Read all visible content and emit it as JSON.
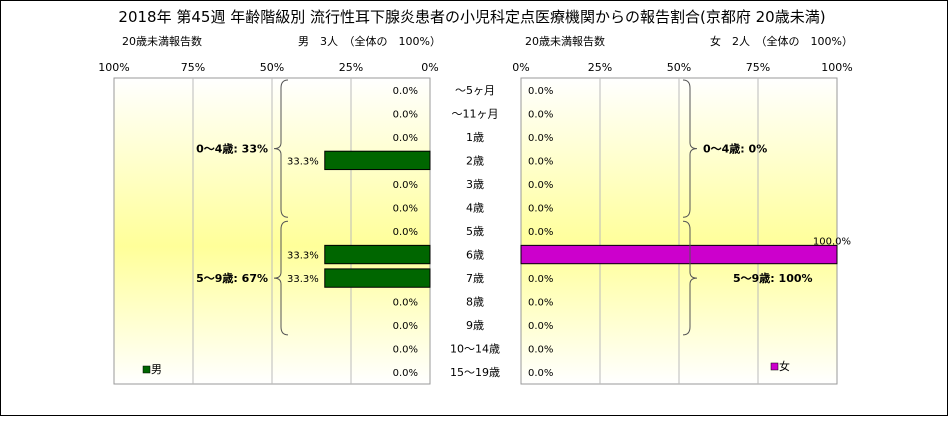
{
  "chart_data": {
    "type": "bar",
    "orientation": "horizontal",
    "layout": "population-pyramid",
    "title": "2018年 第45週 年齢階級別 流行性耳下腺炎患者の小児科定点医療機関からの報告割合(京都府 20歳未満)",
    "categories": [
      "～5ヶ月",
      "～11ヶ月",
      "1歳",
      "2歳",
      "3歳",
      "4歳",
      "5歳",
      "6歳",
      "7歳",
      "8歳",
      "9歳",
      "10～14歳",
      "15～19歳"
    ],
    "left": {
      "axis_caption": "20歳未満報告数",
      "summary": "男　3人　（全体の　100%）",
      "legend": "男",
      "color": "#006600",
      "axis_ticks": [
        "100%",
        "75%",
        "50%",
        "25%",
        "0%"
      ],
      "xlim": [
        0,
        100
      ],
      "values": [
        0,
        0,
        0,
        33.3,
        0,
        0,
        0,
        33.3,
        33.3,
        0,
        0,
        0,
        0
      ],
      "data_labels": [
        "0.0%",
        "0.0%",
        "0.0%",
        "33.3%",
        "0.0%",
        "0.0%",
        "0.0%",
        "33.3%",
        "33.3%",
        "0.0%",
        "0.0%",
        "0.0%",
        "0.0%"
      ],
      "brackets": [
        {
          "label": "0～4歳: 33%",
          "from": 0,
          "to": 5
        },
        {
          "label": "5～9歳: 67%",
          "from": 6,
          "to": 10
        }
      ]
    },
    "right": {
      "axis_caption": "20歳未満報告数",
      "summary": "女　2人　（全体の　100%）",
      "legend": "女",
      "color": "#cc00cc",
      "axis_ticks": [
        "0%",
        "25%",
        "50%",
        "75%",
        "100%"
      ],
      "xlim": [
        0,
        100
      ],
      "values": [
        0,
        0,
        0,
        0,
        0,
        0,
        0,
        100,
        0,
        0,
        0,
        0,
        0
      ],
      "data_labels": [
        "0.0%",
        "0.0%",
        "0.0%",
        "0.0%",
        "0.0%",
        "0.0%",
        "0.0%",
        "100.0%",
        "0.0%",
        "0.0%",
        "0.0%",
        "0.0%",
        "0.0%"
      ],
      "brackets": [
        {
          "label": "0～4歳: 0%",
          "from": 0,
          "to": 5
        },
        {
          "label": "5～9歳: 100%",
          "from": 6,
          "to": 10
        }
      ]
    },
    "grid": true,
    "legend_position": "bottom-left / bottom-right"
  }
}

Work to complete: Transcribe the listing in full and omit the pictures.

Full solution:
Read all visible content and emit it as JSON.
{
  "chart_data": {
    "type": "bar",
    "orientation": "horizontal",
    "layout": "population-pyramid",
    "title": "2018年 第45週 年齢階級別 流行性耳下腺炎患者の小児科定点医療機関からの報告割合(京都府 20歳未満)",
    "categories": [
      "～5ヶ月",
      "～11ヶ月",
      "1歳",
      "2歳",
      "3歳",
      "4歳",
      "5歳",
      "6歳",
      "7歳",
      "8歳",
      "9歳",
      "10～14歳",
      "15～19歳"
    ],
    "left": {
      "axis_caption": "20歳未満報告数",
      "summary": "男　3人　（全体の　100%）",
      "legend": "男",
      "color": "#006600",
      "axis_ticks": [
        "100%",
        "75%",
        "50%",
        "25%",
        "0%"
      ],
      "xlim": [
        0,
        100
      ],
      "values": [
        0,
        0,
        0,
        33.3,
        0,
        0,
        0,
        33.3,
        33.3,
        0,
        0,
        0,
        0
      ],
      "data_labels": [
        "0.0%",
        "0.0%",
        "0.0%",
        "33.3%",
        "0.0%",
        "0.0%",
        "0.0%",
        "33.3%",
        "33.3%",
        "0.0%",
        "0.0%",
        "0.0%",
        "0.0%"
      ],
      "brackets": [
        {
          "label": "0～4歳: 33%",
          "from": 0,
          "to": 5
        },
        {
          "label": "5～9歳: 67%",
          "from": 6,
          "to": 10
        }
      ]
    },
    "right": {
      "axis_caption": "20歳未満報告数",
      "summary": "女　2人　（全体の　100%）",
      "legend": "女",
      "color": "#cc00cc",
      "axis_ticks": [
        "0%",
        "25%",
        "50%",
        "75%",
        "100%"
      ],
      "xlim": [
        0,
        100
      ],
      "values": [
        0,
        0,
        0,
        0,
        0,
        0,
        0,
        100,
        0,
        0,
        0,
        0,
        0
      ],
      "data_labels": [
        "0.0%",
        "0.0%",
        "0.0%",
        "0.0%",
        "0.0%",
        "0.0%",
        "0.0%",
        "100.0%",
        "0.0%",
        "0.0%",
        "0.0%",
        "0.0%",
        "0.0%"
      ],
      "brackets": [
        {
          "label": "0～4歳: 0%",
          "from": 0,
          "to": 5
        },
        {
          "label": "5～9歳: 100%",
          "from": 6,
          "to": 10
        }
      ]
    },
    "grid": true,
    "legend_position": "bottom-left / bottom-right"
  }
}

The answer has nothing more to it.